[Figure data in JSON]
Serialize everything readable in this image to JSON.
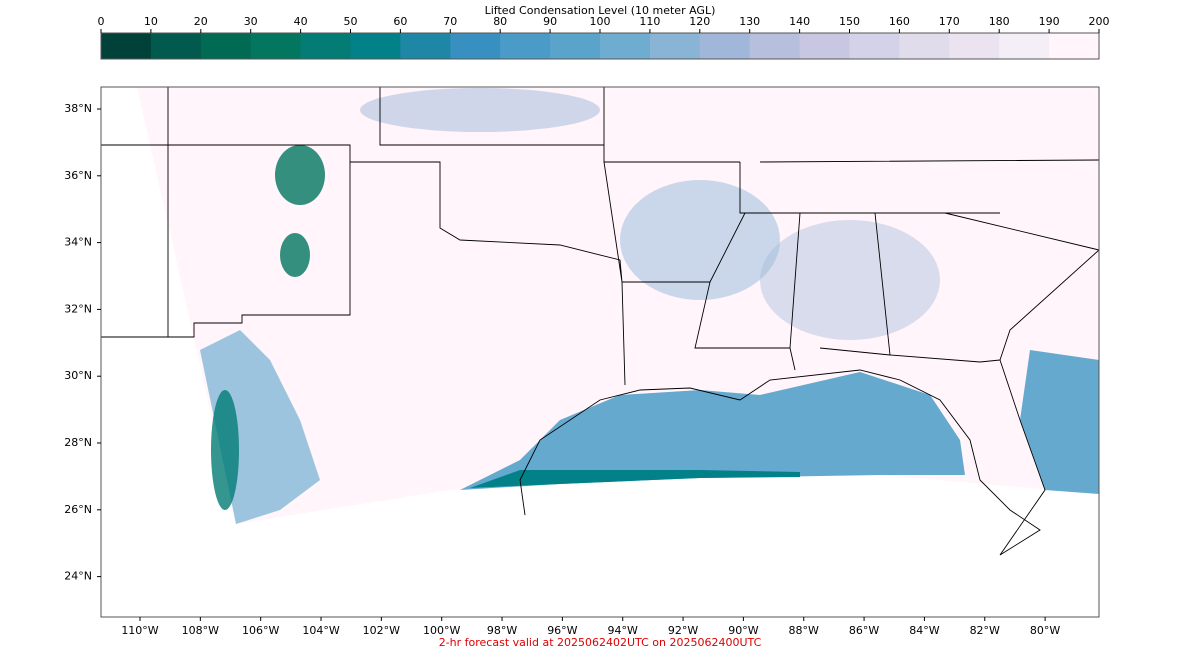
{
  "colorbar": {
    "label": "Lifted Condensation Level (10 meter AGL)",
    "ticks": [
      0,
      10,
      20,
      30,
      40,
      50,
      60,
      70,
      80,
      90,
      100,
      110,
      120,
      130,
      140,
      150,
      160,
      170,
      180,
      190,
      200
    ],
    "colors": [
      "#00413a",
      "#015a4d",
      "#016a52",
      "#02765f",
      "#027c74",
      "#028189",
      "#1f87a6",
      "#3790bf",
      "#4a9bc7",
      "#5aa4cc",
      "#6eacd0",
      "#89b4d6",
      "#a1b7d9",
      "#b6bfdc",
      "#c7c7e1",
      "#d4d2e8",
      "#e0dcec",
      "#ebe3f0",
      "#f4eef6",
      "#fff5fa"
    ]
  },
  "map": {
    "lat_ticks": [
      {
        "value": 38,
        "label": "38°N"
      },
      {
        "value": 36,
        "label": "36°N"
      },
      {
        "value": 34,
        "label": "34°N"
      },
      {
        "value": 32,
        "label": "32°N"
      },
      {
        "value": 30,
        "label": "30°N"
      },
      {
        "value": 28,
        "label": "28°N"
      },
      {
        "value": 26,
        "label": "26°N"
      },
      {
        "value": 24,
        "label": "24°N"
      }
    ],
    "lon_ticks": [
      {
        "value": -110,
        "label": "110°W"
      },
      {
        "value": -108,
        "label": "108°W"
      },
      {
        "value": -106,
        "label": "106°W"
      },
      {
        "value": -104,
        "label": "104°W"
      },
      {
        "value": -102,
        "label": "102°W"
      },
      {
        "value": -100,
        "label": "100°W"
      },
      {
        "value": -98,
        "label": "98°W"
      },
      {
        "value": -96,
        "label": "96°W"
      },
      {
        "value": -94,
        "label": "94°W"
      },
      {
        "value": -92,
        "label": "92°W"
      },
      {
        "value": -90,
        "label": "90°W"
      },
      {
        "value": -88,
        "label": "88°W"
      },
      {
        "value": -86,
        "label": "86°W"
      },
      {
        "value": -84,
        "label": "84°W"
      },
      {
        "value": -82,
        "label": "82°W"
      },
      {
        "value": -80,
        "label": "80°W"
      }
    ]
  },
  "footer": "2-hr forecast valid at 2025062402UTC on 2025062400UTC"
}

- EXERCISE PROMPT
Would you set down the listing exactly, omitting pictures?

- ANSWER FOR THE TASK
Serialize everything readable in this image to JSON.
{
  "colorbar": {
    "label": "Lifted Condensation Level (10 meter AGL)",
    "ticks": [
      0,
      10,
      20,
      30,
      40,
      50,
      60,
      70,
      80,
      90,
      100,
      110,
      120,
      130,
      140,
      150,
      160,
      170,
      180,
      190,
      200
    ],
    "colors": [
      "#00413a",
      "#015a4d",
      "#016a52",
      "#02765f",
      "#027c74",
      "#028189",
      "#1f87a6",
      "#3790bf",
      "#4a9bc7",
      "#5aa4cc",
      "#6eacd0",
      "#89b4d6",
      "#a1b7d9",
      "#b6bfdc",
      "#c7c7e1",
      "#d4d2e8",
      "#e0dcec",
      "#ebe3f0",
      "#f4eef6",
      "#fff5fa"
    ]
  },
  "map": {
    "lat_ticks": [
      {
        "value": 38,
        "label": "38°N"
      },
      {
        "value": 36,
        "label": "36°N"
      },
      {
        "value": 34,
        "label": "34°N"
      },
      {
        "value": 32,
        "label": "32°N"
      },
      {
        "value": 30,
        "label": "30°N"
      },
      {
        "value": 28,
        "label": "28°N"
      },
      {
        "value": 26,
        "label": "26°N"
      },
      {
        "value": 24,
        "label": "24°N"
      }
    ],
    "lon_ticks": [
      {
        "value": -110,
        "label": "110°W"
      },
      {
        "value": -108,
        "label": "108°W"
      },
      {
        "value": -106,
        "label": "106°W"
      },
      {
        "value": -104,
        "label": "104°W"
      },
      {
        "value": -102,
        "label": "102°W"
      },
      {
        "value": -100,
        "label": "100°W"
      },
      {
        "value": -98,
        "label": "98°W"
      },
      {
        "value": -96,
        "label": "96°W"
      },
      {
        "value": -94,
        "label": "94°W"
      },
      {
        "value": -92,
        "label": "92°W"
      },
      {
        "value": -90,
        "label": "90°W"
      },
      {
        "value": -88,
        "label": "88°W"
      },
      {
        "value": -86,
        "label": "86°W"
      },
      {
        "value": -84,
        "label": "84°W"
      },
      {
        "value": -82,
        "label": "82°W"
      },
      {
        "value": -80,
        "label": "80°W"
      }
    ]
  },
  "footer": "2-hr forecast valid at 2025062402UTC on 2025062400UTC"
}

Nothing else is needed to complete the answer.